■ TASK BRIEF ■
From the line containing "What data populates" down to the last line of the listing, quote everything word for word, and nothing else, keeping pictures out.

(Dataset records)
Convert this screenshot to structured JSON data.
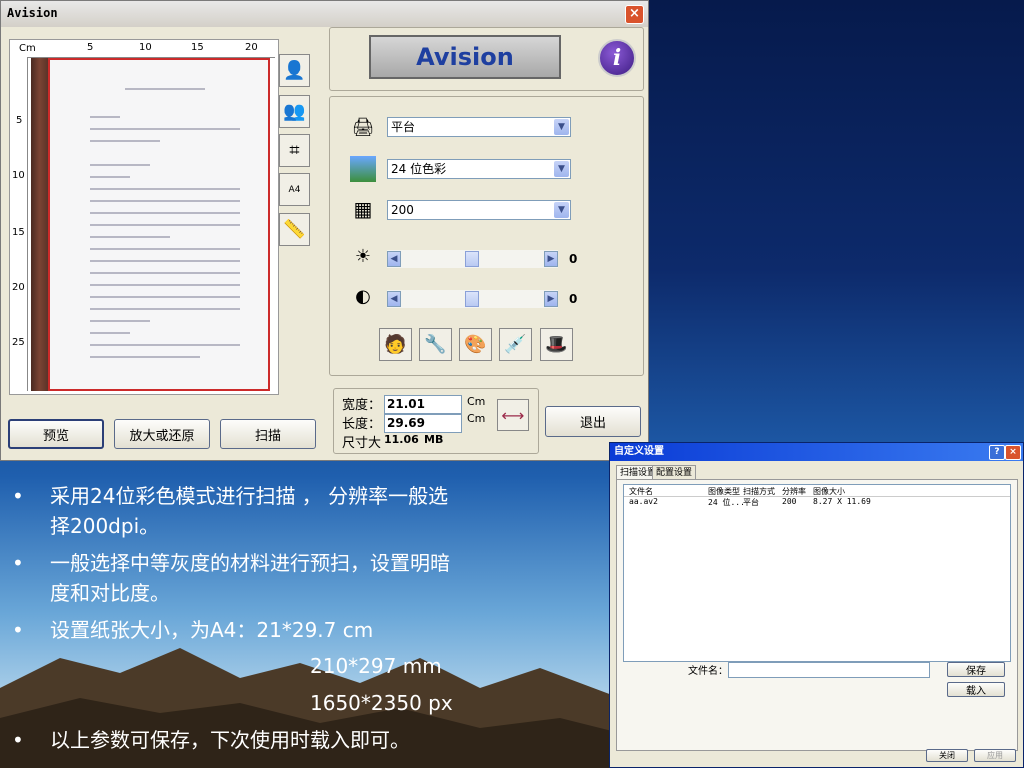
{
  "window": {
    "title": "Avision",
    "close": "×",
    "logo": "Avision",
    "info": "i"
  },
  "ruler": {
    "unit": "Cm",
    "h_ticks": [
      "5",
      "10",
      "15",
      "20"
    ],
    "v_ticks": [
      "5",
      "10",
      "15",
      "20",
      "25"
    ]
  },
  "scan_settings": {
    "scan_source": "平台",
    "color_mode": "24 位色彩",
    "resolution": "200",
    "brightness": "0",
    "contrast": "0"
  },
  "paper": {
    "width_label": "宽度：",
    "width_value": "21.01",
    "width_unit": "Cm",
    "length_label": "长度：",
    "length_value": "29.69",
    "length_unit": "Cm",
    "size_label": "尺寸大",
    "size_value": "11.06",
    "size_unit": "MB"
  },
  "buttons": {
    "preview": "预览",
    "zoom": "放大或还原",
    "scan": "扫描",
    "exit": "退出"
  },
  "dialog": {
    "title": "自定义设置",
    "help": "?",
    "close": "×",
    "tabs": [
      "扫描设置",
      "配置设置"
    ],
    "columns": [
      "文件名",
      "图像类型",
      "扫描方式",
      "分辨率",
      "图像大小"
    ],
    "row": [
      "aa.av2",
      "24 位...",
      "平台",
      "200",
      "8.27 X 11.69"
    ],
    "filename_label": "文件名：",
    "filename_value": "",
    "save": "保存",
    "load": "载入",
    "close_btn": "关闭",
    "apply_btn": "应用"
  },
  "bullets": [
    {
      "line1": "采用24位彩色模式进行扫描 ， 分辨率一般选",
      "line2": "择200dpi。"
    },
    {
      "line1": "一般选择中等灰度的材料进行预扫，设置明暗",
      "line2": "度和对比度。"
    },
    {
      "line1": "设置纸张大小，为A4：21*29.7 cm",
      "line2": "210*297 mm",
      "line3": "1650*2350 px"
    },
    {
      "line1": "以上参数可保存，下次使用时载入即可。"
    }
  ],
  "bullet_mark": "•"
}
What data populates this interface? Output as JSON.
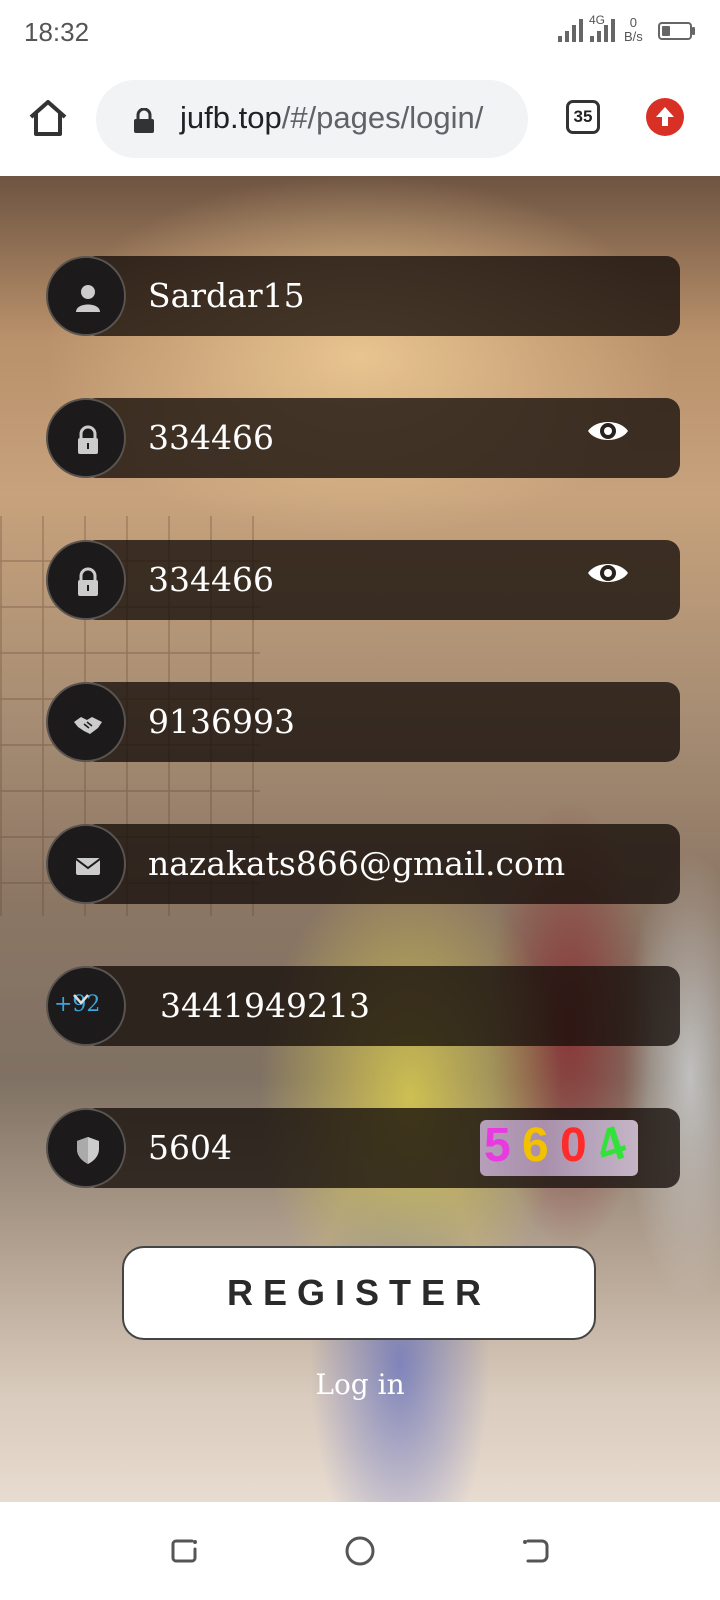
{
  "status_bar": {
    "time": "18:32",
    "network_label": "4G",
    "speed_value": "0",
    "speed_unit": "B/s"
  },
  "browser": {
    "url_domain": "jufb.top",
    "url_path": "/#/pages/login/",
    "tab_count": "35"
  },
  "form": {
    "username": "Sardar15",
    "password": "334466",
    "confirm_password": "334466",
    "invite_code": "9136993",
    "email": "nazakats866@gmail.com",
    "country_code": "+92",
    "phone": "3441949213",
    "captcha_input": "5604",
    "captcha_image_text": [
      "5",
      "6",
      "0",
      "4"
    ]
  },
  "actions": {
    "register_label": "REGISTER",
    "login_label": "Log in"
  },
  "colors": {
    "update_badge": "#d93025",
    "country_code_text": "#3aa6dd"
  }
}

■ OUTPUT ■
What data populates this interface? Output as JSON.
{
  "status_bar": {
    "time": "18:32",
    "network_label": "4G",
    "speed_value": "0",
    "speed_unit": "B/s"
  },
  "browser": {
    "url_domain": "jufb.top",
    "url_path": "/#/pages/login/",
    "tab_count": "35"
  },
  "form": {
    "username": "Sardar15",
    "password": "334466",
    "confirm_password": "334466",
    "invite_code": "9136993",
    "email": "nazakats866@gmail.com",
    "country_code": "+92",
    "phone": "3441949213",
    "captcha_input": "5604",
    "captcha_image_text": [
      "5",
      "6",
      "0",
      "4"
    ]
  },
  "actions": {
    "register_label": "REGISTER",
    "login_label": "Log in"
  },
  "colors": {
    "update_badge": "#d93025",
    "country_code_text": "#3aa6dd"
  }
}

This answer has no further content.